=== What you should do ===
Within the records below, find each line that holds the string "page", then copy it.

(Dataset items)
━━━

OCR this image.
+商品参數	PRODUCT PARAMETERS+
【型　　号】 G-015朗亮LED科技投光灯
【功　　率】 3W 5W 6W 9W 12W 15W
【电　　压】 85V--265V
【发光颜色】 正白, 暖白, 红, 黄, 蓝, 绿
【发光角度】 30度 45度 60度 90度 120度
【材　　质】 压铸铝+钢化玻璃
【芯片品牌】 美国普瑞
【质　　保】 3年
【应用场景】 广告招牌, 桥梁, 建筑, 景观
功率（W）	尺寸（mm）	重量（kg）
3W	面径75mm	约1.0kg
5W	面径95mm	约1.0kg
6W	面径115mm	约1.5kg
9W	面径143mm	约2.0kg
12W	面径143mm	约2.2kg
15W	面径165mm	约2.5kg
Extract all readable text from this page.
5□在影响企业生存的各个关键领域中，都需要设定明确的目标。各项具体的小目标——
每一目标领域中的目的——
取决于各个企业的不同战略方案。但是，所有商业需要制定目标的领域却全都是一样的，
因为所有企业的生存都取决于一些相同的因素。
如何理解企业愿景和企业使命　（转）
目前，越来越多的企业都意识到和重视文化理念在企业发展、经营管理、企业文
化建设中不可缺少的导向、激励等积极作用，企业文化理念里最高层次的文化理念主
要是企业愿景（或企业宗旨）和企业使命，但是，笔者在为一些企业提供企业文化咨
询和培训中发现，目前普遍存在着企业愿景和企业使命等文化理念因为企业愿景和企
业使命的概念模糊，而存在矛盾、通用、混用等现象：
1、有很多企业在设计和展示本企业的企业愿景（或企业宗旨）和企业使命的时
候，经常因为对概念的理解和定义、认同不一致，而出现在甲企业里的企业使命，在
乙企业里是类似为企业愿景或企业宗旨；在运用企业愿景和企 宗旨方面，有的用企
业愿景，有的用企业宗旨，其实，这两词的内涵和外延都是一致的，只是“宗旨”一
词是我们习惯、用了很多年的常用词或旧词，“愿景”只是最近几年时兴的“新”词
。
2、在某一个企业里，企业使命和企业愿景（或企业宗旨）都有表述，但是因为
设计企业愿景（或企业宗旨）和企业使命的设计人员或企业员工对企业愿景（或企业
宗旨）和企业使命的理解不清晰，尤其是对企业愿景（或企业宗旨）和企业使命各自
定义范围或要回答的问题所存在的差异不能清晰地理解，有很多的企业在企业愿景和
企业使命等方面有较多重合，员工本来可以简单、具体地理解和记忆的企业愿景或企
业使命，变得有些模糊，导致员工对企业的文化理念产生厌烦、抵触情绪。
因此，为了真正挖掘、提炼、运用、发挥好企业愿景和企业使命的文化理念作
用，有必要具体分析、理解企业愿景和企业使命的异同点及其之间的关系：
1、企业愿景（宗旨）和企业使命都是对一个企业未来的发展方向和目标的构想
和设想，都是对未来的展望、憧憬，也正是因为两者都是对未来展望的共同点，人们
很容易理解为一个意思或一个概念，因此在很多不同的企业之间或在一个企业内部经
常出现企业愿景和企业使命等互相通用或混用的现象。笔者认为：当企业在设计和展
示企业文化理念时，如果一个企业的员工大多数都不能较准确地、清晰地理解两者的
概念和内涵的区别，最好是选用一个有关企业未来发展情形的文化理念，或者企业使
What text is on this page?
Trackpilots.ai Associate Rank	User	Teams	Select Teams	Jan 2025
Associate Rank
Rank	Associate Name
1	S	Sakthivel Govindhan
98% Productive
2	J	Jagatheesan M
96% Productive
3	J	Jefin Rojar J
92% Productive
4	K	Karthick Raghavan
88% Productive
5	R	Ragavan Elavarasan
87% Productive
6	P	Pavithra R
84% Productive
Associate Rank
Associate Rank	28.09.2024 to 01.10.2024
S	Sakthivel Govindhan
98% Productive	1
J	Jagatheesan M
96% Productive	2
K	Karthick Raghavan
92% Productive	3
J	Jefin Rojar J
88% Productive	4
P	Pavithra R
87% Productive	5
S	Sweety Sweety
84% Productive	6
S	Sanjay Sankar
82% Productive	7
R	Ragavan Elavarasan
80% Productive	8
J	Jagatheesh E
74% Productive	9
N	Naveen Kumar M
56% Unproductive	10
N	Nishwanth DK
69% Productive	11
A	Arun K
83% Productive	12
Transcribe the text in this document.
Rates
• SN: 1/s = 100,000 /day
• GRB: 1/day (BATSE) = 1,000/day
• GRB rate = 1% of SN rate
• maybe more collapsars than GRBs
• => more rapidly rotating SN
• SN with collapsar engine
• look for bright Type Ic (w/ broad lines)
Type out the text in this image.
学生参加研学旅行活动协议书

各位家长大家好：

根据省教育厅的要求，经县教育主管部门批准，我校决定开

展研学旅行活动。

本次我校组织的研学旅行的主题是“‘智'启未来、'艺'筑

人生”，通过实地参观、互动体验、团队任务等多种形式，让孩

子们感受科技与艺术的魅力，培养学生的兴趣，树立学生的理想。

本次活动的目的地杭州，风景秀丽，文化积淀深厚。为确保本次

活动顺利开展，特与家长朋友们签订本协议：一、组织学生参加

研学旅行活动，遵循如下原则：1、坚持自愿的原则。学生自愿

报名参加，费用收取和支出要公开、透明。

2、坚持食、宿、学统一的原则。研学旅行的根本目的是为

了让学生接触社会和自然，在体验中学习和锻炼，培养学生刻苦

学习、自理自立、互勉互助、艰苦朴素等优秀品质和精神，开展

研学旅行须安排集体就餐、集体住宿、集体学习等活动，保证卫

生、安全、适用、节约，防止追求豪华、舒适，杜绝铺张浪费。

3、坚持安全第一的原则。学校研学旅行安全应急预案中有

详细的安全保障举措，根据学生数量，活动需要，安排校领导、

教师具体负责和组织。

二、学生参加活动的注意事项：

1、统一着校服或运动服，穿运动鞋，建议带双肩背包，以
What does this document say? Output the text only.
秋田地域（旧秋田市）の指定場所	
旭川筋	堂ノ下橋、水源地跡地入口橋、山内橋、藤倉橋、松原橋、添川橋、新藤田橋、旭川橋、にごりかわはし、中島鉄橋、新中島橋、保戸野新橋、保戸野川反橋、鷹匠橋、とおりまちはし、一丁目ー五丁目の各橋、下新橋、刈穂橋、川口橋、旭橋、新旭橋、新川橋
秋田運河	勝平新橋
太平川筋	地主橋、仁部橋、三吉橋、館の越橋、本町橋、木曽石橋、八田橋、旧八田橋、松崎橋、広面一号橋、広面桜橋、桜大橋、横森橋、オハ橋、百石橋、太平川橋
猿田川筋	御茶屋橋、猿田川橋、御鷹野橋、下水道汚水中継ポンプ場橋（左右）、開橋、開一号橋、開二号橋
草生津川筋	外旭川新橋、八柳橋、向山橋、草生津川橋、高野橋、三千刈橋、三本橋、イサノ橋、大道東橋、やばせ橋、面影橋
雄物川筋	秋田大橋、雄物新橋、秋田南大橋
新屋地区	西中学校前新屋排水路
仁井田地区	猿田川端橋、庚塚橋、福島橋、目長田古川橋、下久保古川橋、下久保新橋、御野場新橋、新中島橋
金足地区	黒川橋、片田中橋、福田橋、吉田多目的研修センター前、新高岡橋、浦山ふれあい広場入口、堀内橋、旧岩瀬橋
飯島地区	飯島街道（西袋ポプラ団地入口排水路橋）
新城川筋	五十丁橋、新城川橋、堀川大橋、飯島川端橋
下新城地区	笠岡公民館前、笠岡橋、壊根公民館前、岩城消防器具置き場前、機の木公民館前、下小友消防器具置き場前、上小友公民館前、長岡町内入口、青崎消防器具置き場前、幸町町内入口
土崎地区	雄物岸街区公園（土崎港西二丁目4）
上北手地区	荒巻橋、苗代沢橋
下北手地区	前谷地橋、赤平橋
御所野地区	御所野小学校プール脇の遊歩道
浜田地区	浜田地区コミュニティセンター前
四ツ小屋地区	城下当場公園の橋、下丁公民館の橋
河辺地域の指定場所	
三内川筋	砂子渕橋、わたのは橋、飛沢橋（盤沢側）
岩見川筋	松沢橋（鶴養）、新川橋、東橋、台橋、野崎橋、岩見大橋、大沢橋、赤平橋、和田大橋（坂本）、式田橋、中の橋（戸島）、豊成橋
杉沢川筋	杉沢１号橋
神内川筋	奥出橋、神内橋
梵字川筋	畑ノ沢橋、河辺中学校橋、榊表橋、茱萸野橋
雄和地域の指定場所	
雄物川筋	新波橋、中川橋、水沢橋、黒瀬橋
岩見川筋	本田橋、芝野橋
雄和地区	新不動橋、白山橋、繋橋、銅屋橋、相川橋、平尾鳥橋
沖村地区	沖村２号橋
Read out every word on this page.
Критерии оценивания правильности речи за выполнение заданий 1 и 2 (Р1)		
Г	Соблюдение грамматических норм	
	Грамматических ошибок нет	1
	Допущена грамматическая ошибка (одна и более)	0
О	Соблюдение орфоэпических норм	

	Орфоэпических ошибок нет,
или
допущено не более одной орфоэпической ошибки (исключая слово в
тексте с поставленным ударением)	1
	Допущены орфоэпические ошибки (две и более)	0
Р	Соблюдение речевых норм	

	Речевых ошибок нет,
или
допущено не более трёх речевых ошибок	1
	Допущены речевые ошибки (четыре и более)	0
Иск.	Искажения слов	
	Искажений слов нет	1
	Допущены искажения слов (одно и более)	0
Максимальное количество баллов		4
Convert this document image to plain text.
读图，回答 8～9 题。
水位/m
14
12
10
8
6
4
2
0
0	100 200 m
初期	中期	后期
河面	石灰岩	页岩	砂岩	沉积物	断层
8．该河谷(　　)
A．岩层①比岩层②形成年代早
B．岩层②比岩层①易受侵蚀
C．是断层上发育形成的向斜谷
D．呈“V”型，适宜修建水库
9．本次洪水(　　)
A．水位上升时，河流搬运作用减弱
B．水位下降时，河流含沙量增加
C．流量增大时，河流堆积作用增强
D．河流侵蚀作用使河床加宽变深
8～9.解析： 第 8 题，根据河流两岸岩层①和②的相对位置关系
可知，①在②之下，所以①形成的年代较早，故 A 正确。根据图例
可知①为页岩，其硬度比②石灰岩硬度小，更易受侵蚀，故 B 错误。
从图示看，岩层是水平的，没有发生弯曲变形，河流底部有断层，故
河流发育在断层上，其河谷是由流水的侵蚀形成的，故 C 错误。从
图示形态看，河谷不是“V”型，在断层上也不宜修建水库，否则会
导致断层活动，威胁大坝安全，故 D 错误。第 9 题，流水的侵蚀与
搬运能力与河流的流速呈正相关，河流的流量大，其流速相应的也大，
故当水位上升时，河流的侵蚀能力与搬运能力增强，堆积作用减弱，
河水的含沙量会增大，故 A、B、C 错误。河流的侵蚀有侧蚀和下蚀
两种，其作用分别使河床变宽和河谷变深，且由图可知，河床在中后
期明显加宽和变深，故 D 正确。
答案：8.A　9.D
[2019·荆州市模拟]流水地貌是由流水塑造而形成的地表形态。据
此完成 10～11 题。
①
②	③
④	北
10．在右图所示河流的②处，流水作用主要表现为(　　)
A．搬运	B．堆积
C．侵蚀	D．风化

━━━

=== Task response ===
Extract all readable text from this page.
What text is on this page?
Read out every word on this page.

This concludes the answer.